■ **TASK OBJECTIVE**
Rewrite the lines from the line with "table-row[interactable]: 11.20 X" up to and including the line with "total-gem-count-label: Total Gem", replacing "Set Material" with "Apply Material" and leaving everything else unchanged. Give only those lines.

■ **DATA FOR PROCESSING**
** BEGIN **

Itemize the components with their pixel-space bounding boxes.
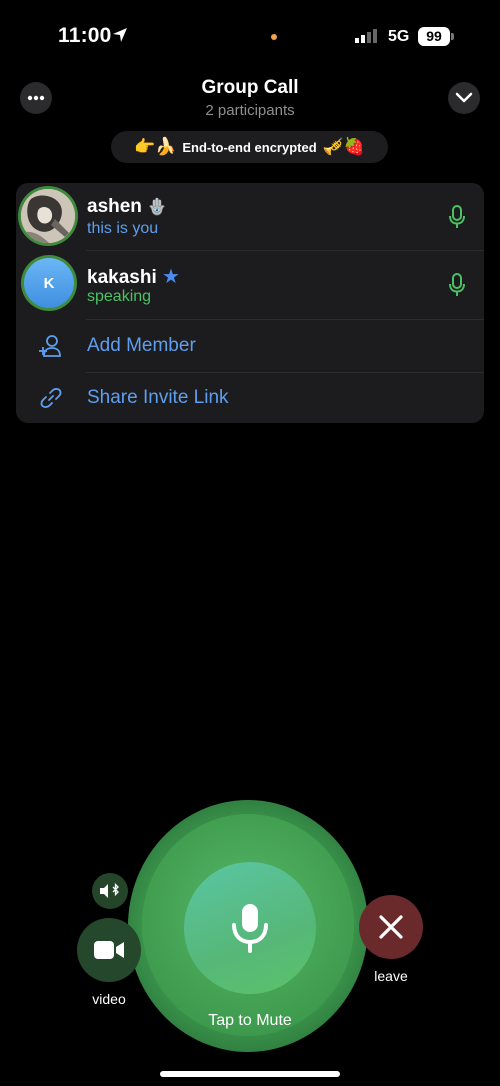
close-icon bbox=[379, 915, 403, 939]
add-member-button[interactable]: Add Member bbox=[16, 320, 484, 372]
encryption-emoji-right: 🎺🍓 bbox=[322, 137, 366, 156]
participant-row-ashen[interactable]: ashen 🪬 this is you bbox=[16, 183, 484, 250]
status-time: 11:00 bbox=[58, 24, 112, 47]
audio-output-button[interactable] bbox=[92, 873, 128, 909]
encryption-emoji-left: 👉🍌 bbox=[133, 137, 177, 156]
participant-row-kakashi[interactable]: K kakashi ★ speaking bbox=[16, 251, 484, 319]
speaker-bluetooth-icon bbox=[100, 883, 119, 898]
avatar bbox=[18, 186, 78, 246]
participants-card: ashen 🪬 this is you K kakashi ★ speaking bbox=[16, 183, 484, 423]
add-user-icon bbox=[38, 334, 64, 363]
signal-icon bbox=[355, 28, 379, 49]
premium-star-icon: ★ bbox=[162, 266, 180, 288]
leave-label: leave bbox=[374, 968, 408, 984]
participant-status: this is you bbox=[87, 220, 159, 237]
video-label: video bbox=[92, 991, 126, 1007]
collapse-button[interactable] bbox=[448, 82, 480, 114]
avatar: K bbox=[21, 255, 77, 311]
link-icon bbox=[39, 386, 63, 415]
mic-icon[interactable] bbox=[448, 273, 466, 302]
avatar-initial: K bbox=[24, 258, 74, 308]
network-type: 5G bbox=[388, 28, 410, 45]
participant-name: kakashi bbox=[87, 267, 157, 288]
participant-count: 2 participants bbox=[205, 102, 295, 119]
mute-status-label: Tap to Mute bbox=[208, 1012, 292, 1029]
chevron-down-icon bbox=[455, 92, 473, 103]
add-member-label: Add Member bbox=[87, 335, 196, 356]
encryption-label: End-to-end encrypted bbox=[182, 139, 317, 155]
battery-cap bbox=[451, 33, 454, 40]
location-arrow-icon bbox=[112, 27, 128, 48]
share-invite-link-button[interactable]: Share Invite Link bbox=[16, 373, 484, 423]
mute-button[interactable] bbox=[184, 862, 316, 994]
mic-icon bbox=[232, 904, 268, 953]
participant-status: speaking bbox=[87, 288, 152, 305]
share-invite-link-label: Share Invite Link bbox=[87, 387, 229, 408]
encryption-badge[interactable]: 👉🍌 End-to-end encrypted 🎺🍓 bbox=[111, 131, 388, 163]
call-title: Group Call bbox=[201, 77, 299, 98]
participant-name: ashen bbox=[87, 196, 142, 217]
video-camera-icon bbox=[94, 941, 124, 959]
home-indicator[interactable] bbox=[160, 1071, 340, 1077]
leave-button[interactable] bbox=[359, 895, 423, 959]
mic-icon[interactable] bbox=[448, 205, 466, 234]
battery-level: 99 bbox=[418, 27, 450, 46]
video-button[interactable] bbox=[77, 918, 141, 982]
name-badge-icon: 🪬 bbox=[147, 199, 168, 216]
privacy-indicator bbox=[271, 34, 277, 40]
avatar-photo bbox=[21, 189, 75, 243]
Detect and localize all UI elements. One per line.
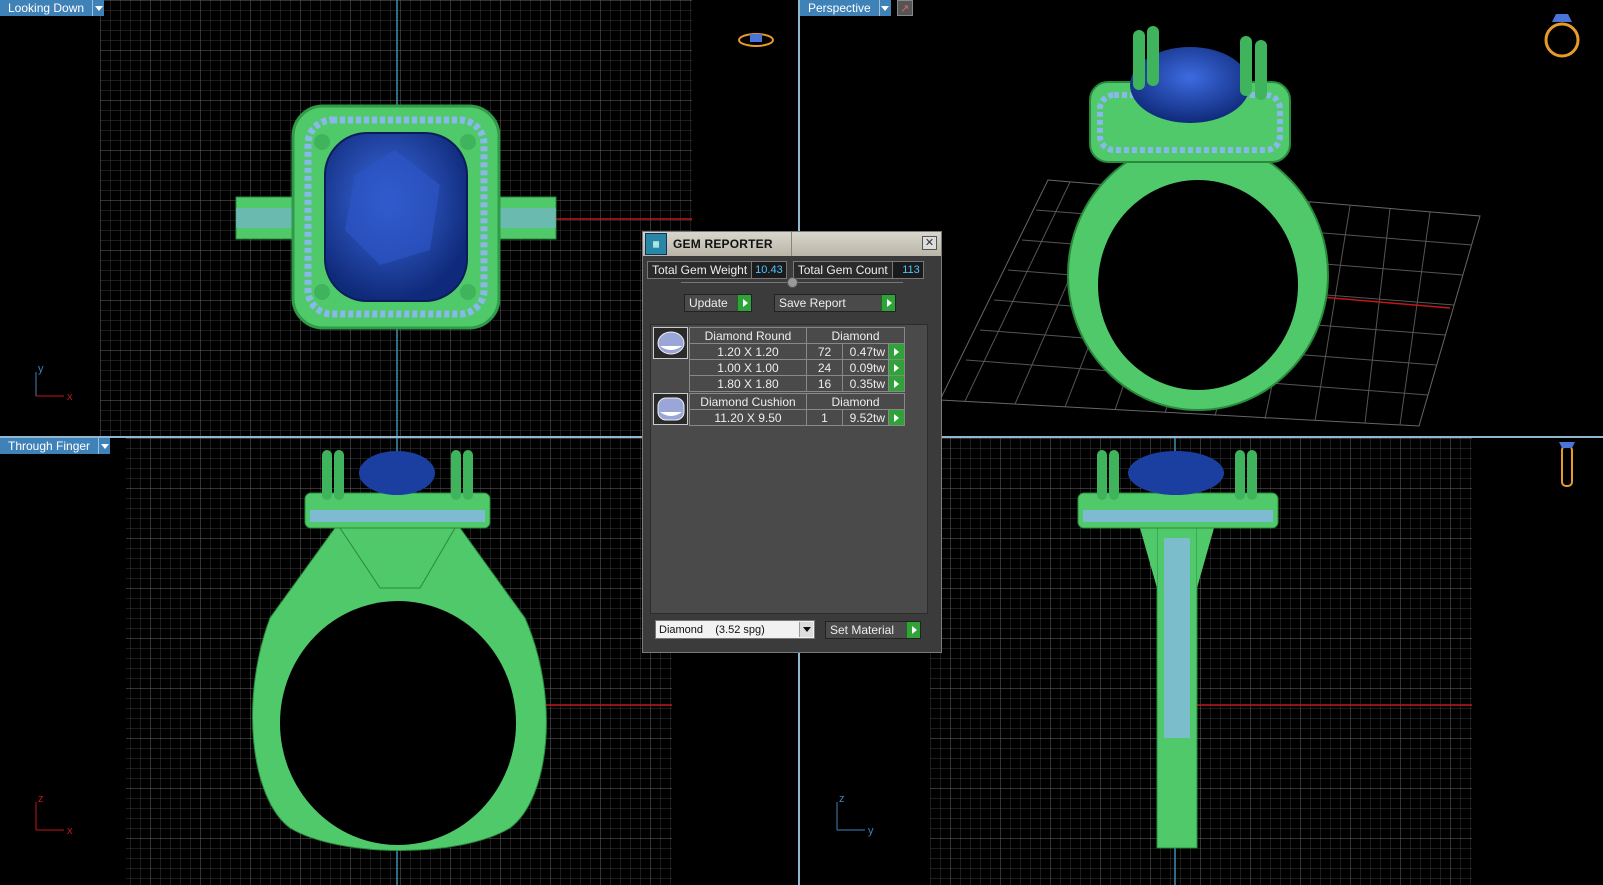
table-row[interactable]: 11.20 X 9.50 1 9.52tw [689, 409, 905, 426]
gem-group-round: Diamond Round Diamond 1.20 X 1.20 72 0.4… [653, 327, 907, 392]
gem-weight: 0.47tw [842, 343, 889, 360]
gem-weight: 0.35tw [842, 375, 889, 392]
select-gem-arrow-icon[interactable] [888, 359, 905, 376]
set-material-button-label: Set Material [830, 622, 895, 637]
table-row: Diamond Round Diamond [689, 327, 905, 344]
camera-tool-icon[interactable]: ↗ [896, 0, 913, 16]
axis-z-label: z [38, 793, 44, 805]
round-gem-thumbnail-icon[interactable] [653, 327, 688, 359]
gem-size: 1.20 X 1.20 [689, 343, 807, 360]
view-dropdown-icon[interactable] [92, 0, 105, 16]
dialog-titlebar[interactable]: ▦ GEM REPORTER ✕ [643, 232, 941, 256]
close-icon[interactable]: ✕ [922, 236, 937, 250]
play-arrow-icon[interactable] [881, 295, 895, 311]
cushion-gem-thumbnail-icon[interactable] [653, 393, 688, 425]
play-arrow-icon[interactable] [906, 621, 920, 638]
gem-list[interactable]: Diamond Round Diamond 1.20 X 1.20 72 0.4… [650, 324, 928, 614]
set-material-button[interactable]: Set Material [825, 620, 921, 639]
save-report-button-label: Save Report [779, 296, 846, 310]
axis-x-label: x [67, 391, 73, 403]
gem-reporter-app-icon: ▦ [645, 233, 667, 255]
gem-weight: 9.52tw [842, 409, 889, 426]
view-label-text: Looking Down [0, 0, 93, 16]
view-label-text: Through Finger [0, 438, 99, 454]
gem-group-cushion: Diamond Cushion Diamond 11.20 X 9.50 1 9… [653, 393, 907, 427]
play-arrow-icon[interactable] [737, 295, 751, 311]
table-row[interactable]: 1.80 X 1.80 16 0.35tw [689, 375, 905, 392]
total-gem-count-label: Total Gem Count [794, 262, 893, 278]
view-dropdown-icon[interactable] [878, 0, 891, 16]
total-gem-weight-label: Total Gem Weight [648, 262, 753, 278]
view-label-through-finger[interactable]: Through Finger [0, 438, 111, 454]
total-gem-count-value: 113 [892, 262, 923, 278]
gem-weight: 0.09tw [842, 359, 889, 376]
gem-material: Diamond [806, 393, 905, 410]
view-label-perspective[interactable]: Perspective ↗ [800, 0, 913, 16]
table-row: Diamond Cushion Diamond [689, 393, 905, 410]
gem-count: 72 [806, 343, 843, 360]
view-label-text: Perspective [800, 0, 879, 16]
gem-size: 1.80 X 1.80 [689, 375, 807, 392]
actions-row: Update Save Report [643, 294, 941, 312]
view-dropdown-icon[interactable] [98, 438, 111, 454]
total-gem-count: Total Gem Count 113 [792, 261, 924, 279]
titlebar-separator [791, 232, 792, 256]
view-label-looking-down[interactable]: Looking Down [0, 0, 105, 16]
total-gem-weight-value: 10.43 [752, 262, 786, 278]
gem-size: 11.20 X 9.50 [689, 409, 807, 426]
material-select-value: Diamond (3.52 spg) [659, 623, 765, 636]
gem-count: 24 [806, 359, 843, 376]
dialog-title: GEM REPORTER [673, 237, 773, 251]
material-select[interactable]: Diamond (3.52 spg) [655, 620, 815, 639]
gem-count: 16 [806, 375, 843, 392]
totals-row: Total Gem Weight 10.43 Total Gem Count 1… [643, 256, 941, 279]
chevron-down-icon[interactable] [799, 622, 813, 637]
axis-z-label: z [839, 793, 845, 805]
select-gem-arrow-icon[interactable] [888, 375, 905, 392]
total-gem-weight: Total Gem Weight 10.43 [647, 261, 787, 279]
table-row[interactable]: 1.20 X 1.20 72 0.47tw [689, 343, 905, 360]
select-gem-arrow-icon[interactable] [888, 343, 905, 360]
gem-shape: Diamond Cushion [689, 393, 807, 410]
update-button-label: Update [689, 296, 728, 310]
gem-material: Diamond [806, 327, 905, 344]
update-button[interactable]: Update [684, 294, 752, 312]
table-row[interactable]: 1.00 X 1.00 24 0.09tw [689, 359, 905, 376]
gem-size: 1.00 X 1.00 [689, 359, 807, 376]
select-gem-arrow-icon[interactable] [888, 409, 905, 426]
axis-y-label: y [868, 825, 874, 837]
gem-group-table: Diamond Round Diamond 1.20 X 1.20 72 0.4… [689, 327, 905, 392]
gem-reporter-dialog: ▦ GEM REPORTER ✕ Total Gem Weight 10.43 … [642, 231, 942, 653]
gem-count: 1 [806, 409, 843, 426]
gem-group-table: Diamond Cushion Diamond 11.20 X 9.50 1 9… [689, 393, 905, 426]
axis-x-label: x [67, 825, 73, 837]
gem-shape: Diamond Round [689, 327, 807, 344]
save-report-button[interactable]: Save Report [774, 294, 896, 312]
collapse-knob-icon[interactable] [787, 277, 798, 288]
collapse-separator [681, 277, 903, 294]
axis-y-label: y [38, 363, 44, 375]
material-footer: Diamond (3.52 spg) Set Material [655, 620, 921, 639]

** END **

■ **RESULT FOR THIS TASK**
table-row[interactable]: 11.20 X 9.50 1 9.52tw [689, 409, 905, 426]
gem-group-round: Diamond Round Diamond 1.20 X 1.20 72 0.4… [653, 327, 907, 392]
gem-weight: 0.47tw [842, 343, 889, 360]
gem-weight: 0.35tw [842, 375, 889, 392]
select-gem-arrow-icon[interactable] [888, 359, 905, 376]
set-material-button-label: Apply Material [830, 622, 895, 637]
table-row: Diamond Round Diamond [689, 327, 905, 344]
camera-tool-icon[interactable]: ↗ [896, 0, 913, 16]
axis-z-label: z [38, 793, 44, 805]
round-gem-thumbnail-icon[interactable] [653, 327, 688, 359]
gem-size: 1.20 X 1.20 [689, 343, 807, 360]
view-dropdown-icon[interactable] [92, 0, 105, 16]
dialog-titlebar[interactable]: ▦ GEM REPORTER ✕ [643, 232, 941, 256]
close-icon[interactable]: ✕ [922, 236, 937, 250]
play-arrow-icon[interactable] [881, 295, 895, 311]
cushion-gem-thumbnail-icon[interactable] [653, 393, 688, 425]
play-arrow-icon[interactable] [906, 621, 920, 638]
gem-list[interactable]: Diamond Round Diamond 1.20 X 1.20 72 0.4… [650, 324, 928, 614]
set-material-button[interactable]: Apply Material [825, 620, 921, 639]
save-report-button-label: Save Report [779, 296, 846, 310]
axis-x-label: x [67, 391, 73, 403]
gem-reporter-app-icon: ▦ [645, 233, 667, 255]
gem-weight: 9.52tw [842, 409, 889, 426]
view-label-text: Looking Down [0, 0, 93, 16]
view-label-text: Through Finger [0, 438, 99, 454]
gem-group-cushion: Diamond Cushion Diamond 11.20 X 9.50 1 9… [653, 393, 907, 427]
play-arrow-icon[interactable] [737, 295, 751, 311]
table-row[interactable]: 1.80 X 1.80 16 0.35tw [689, 375, 905, 392]
total-gem-count-label: Total Gem Count [794, 262, 893, 278]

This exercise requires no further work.